Scan the lines below for "both"; report the number of lines that contain it, and only that.

[Extracted records]
____
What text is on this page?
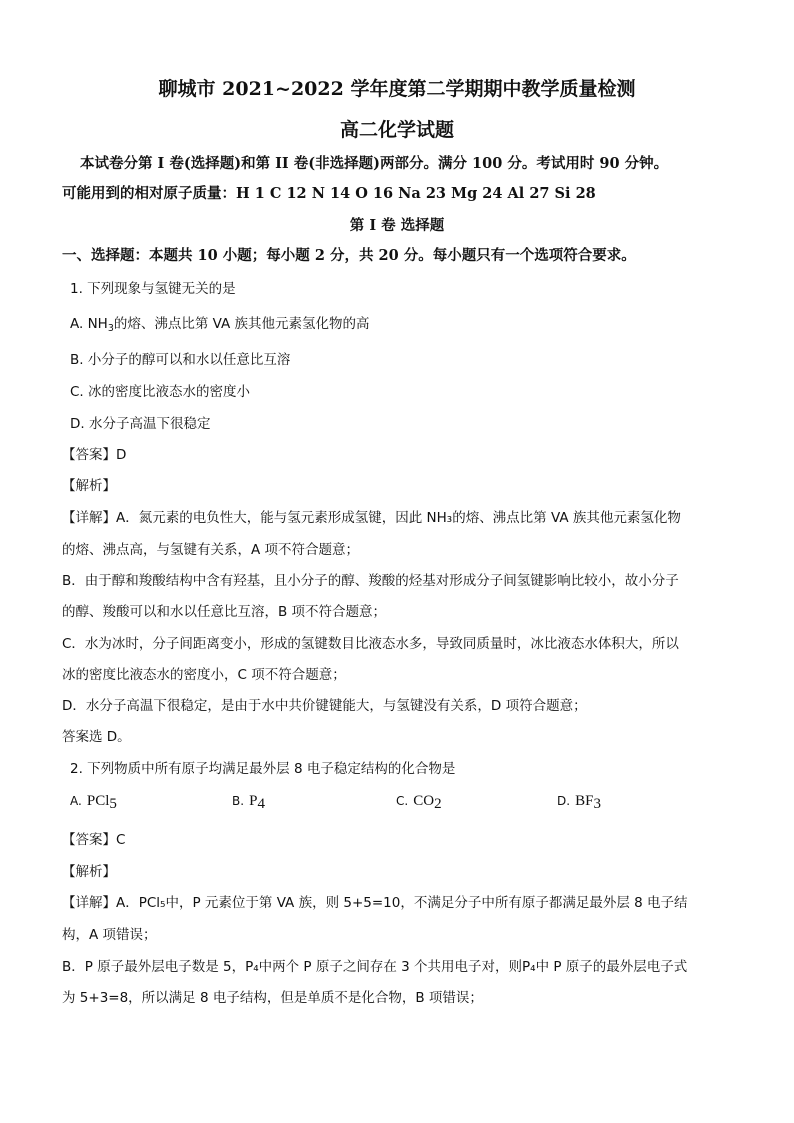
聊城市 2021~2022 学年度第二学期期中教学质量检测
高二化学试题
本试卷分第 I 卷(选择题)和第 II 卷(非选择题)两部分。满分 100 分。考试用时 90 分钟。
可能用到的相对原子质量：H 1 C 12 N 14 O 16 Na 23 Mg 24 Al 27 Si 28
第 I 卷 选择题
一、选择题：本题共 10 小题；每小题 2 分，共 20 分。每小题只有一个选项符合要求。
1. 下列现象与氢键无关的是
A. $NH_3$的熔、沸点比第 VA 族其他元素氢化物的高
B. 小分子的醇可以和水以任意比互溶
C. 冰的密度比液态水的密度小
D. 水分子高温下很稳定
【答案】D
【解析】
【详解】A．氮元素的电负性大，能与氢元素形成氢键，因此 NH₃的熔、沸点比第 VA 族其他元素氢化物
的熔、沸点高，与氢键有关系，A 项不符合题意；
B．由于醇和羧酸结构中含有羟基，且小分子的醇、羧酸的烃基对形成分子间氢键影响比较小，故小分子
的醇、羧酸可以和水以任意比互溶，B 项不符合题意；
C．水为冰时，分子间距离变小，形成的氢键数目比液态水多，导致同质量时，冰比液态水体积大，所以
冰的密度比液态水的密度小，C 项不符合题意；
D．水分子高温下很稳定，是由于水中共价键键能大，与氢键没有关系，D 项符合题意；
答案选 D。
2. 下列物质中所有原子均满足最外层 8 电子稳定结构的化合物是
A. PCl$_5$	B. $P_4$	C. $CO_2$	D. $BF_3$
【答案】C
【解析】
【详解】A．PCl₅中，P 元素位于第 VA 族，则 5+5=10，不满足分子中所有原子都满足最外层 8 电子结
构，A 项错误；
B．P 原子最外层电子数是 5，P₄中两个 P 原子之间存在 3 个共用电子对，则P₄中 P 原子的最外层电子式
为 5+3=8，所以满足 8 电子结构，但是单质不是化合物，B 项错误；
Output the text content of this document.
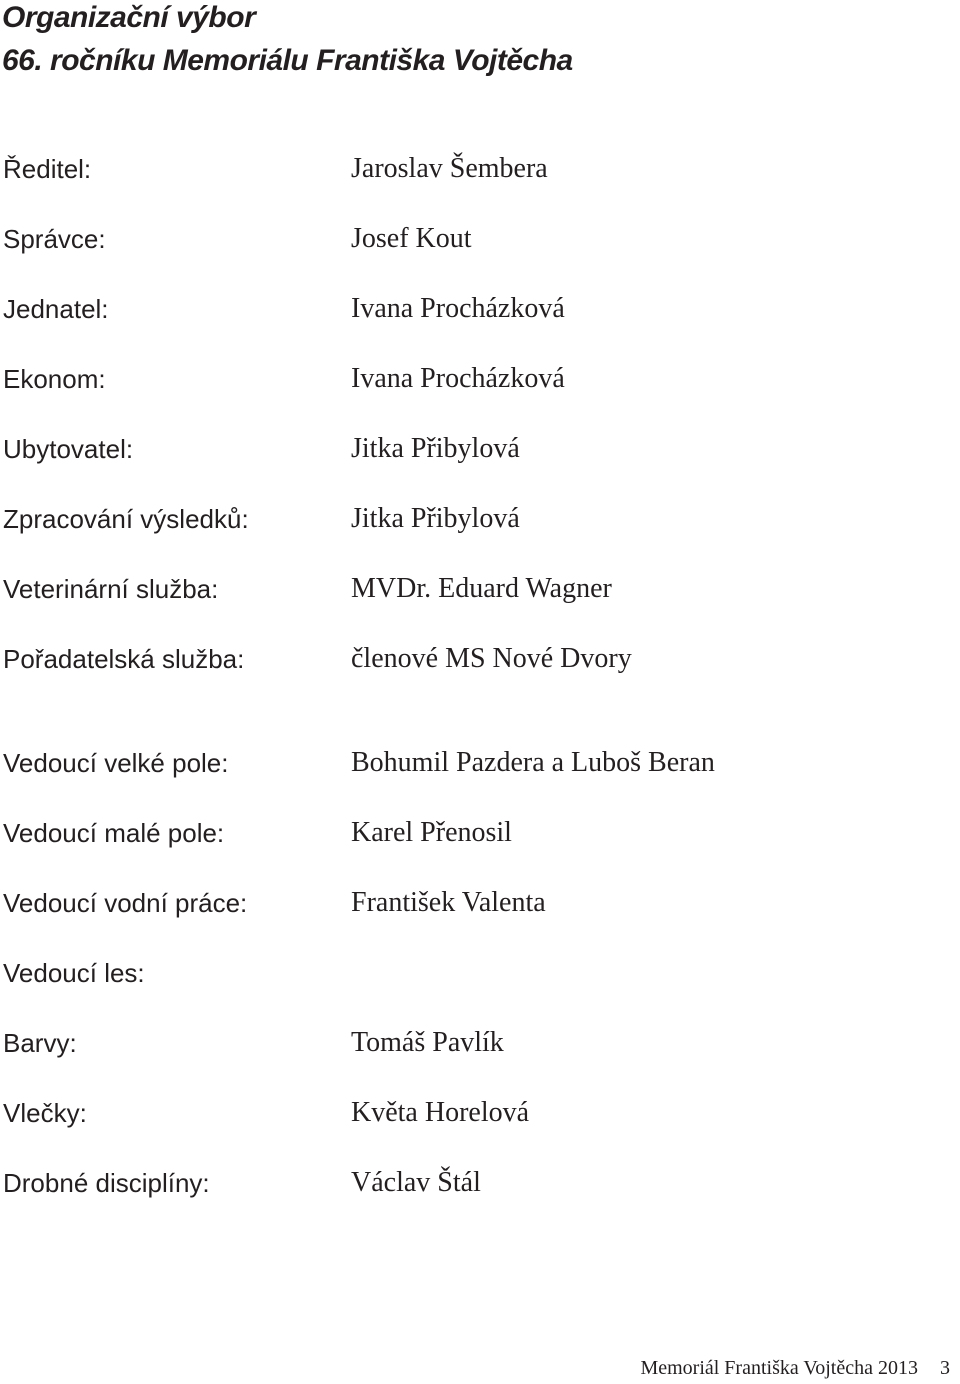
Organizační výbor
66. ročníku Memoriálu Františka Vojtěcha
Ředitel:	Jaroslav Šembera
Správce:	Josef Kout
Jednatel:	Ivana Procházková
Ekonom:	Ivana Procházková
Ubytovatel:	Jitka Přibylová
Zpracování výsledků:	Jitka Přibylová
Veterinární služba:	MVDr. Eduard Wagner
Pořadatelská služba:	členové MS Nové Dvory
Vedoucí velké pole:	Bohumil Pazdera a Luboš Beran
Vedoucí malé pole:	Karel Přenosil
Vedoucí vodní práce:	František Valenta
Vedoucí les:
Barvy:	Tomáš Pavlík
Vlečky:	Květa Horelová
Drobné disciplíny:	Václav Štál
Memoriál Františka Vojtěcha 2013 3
____
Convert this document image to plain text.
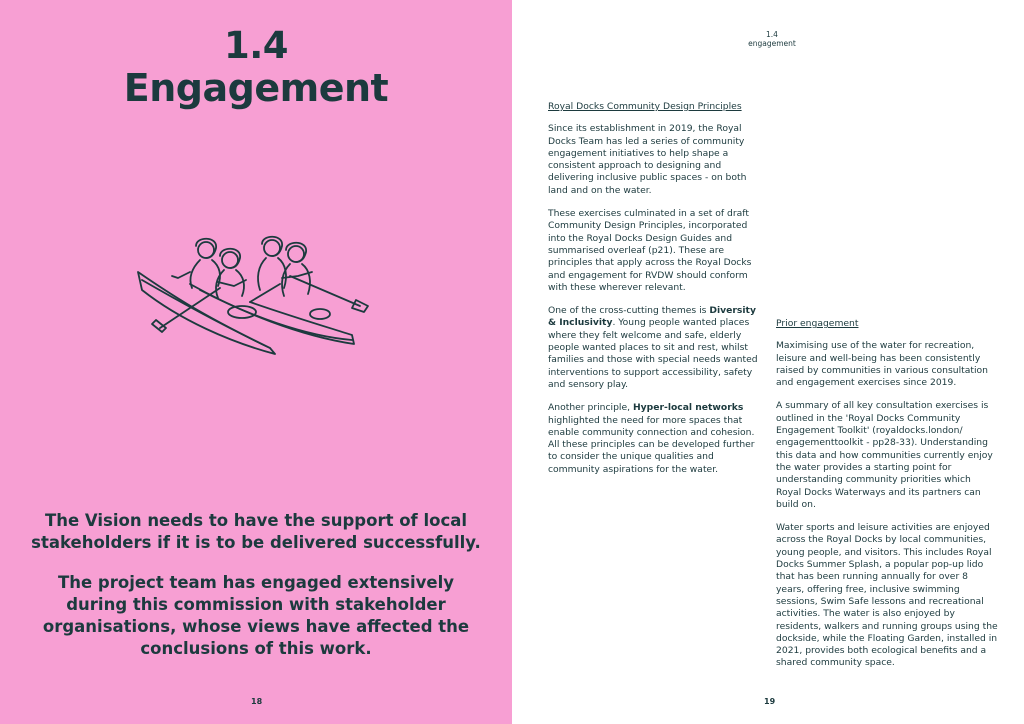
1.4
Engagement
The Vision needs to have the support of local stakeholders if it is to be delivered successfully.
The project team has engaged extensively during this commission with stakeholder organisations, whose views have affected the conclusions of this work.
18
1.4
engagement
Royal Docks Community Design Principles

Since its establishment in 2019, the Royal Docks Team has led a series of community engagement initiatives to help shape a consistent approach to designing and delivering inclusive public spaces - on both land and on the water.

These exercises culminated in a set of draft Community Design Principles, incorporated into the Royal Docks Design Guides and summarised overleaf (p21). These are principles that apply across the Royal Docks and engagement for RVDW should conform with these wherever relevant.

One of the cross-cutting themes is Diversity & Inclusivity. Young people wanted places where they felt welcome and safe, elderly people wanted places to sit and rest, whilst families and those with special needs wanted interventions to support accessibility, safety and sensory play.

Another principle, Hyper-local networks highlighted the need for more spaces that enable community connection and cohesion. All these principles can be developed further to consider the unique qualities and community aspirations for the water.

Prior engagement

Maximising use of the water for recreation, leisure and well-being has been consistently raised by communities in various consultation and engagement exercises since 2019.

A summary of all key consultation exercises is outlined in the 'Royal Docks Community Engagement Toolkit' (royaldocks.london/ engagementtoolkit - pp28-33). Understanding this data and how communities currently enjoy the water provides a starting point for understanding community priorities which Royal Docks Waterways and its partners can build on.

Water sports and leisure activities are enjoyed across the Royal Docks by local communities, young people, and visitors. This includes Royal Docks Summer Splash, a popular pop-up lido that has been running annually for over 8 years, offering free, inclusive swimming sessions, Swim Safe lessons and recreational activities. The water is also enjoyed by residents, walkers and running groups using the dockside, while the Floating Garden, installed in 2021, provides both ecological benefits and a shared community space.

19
____
● **RESPONSE TO THIS EXERCISE**:
2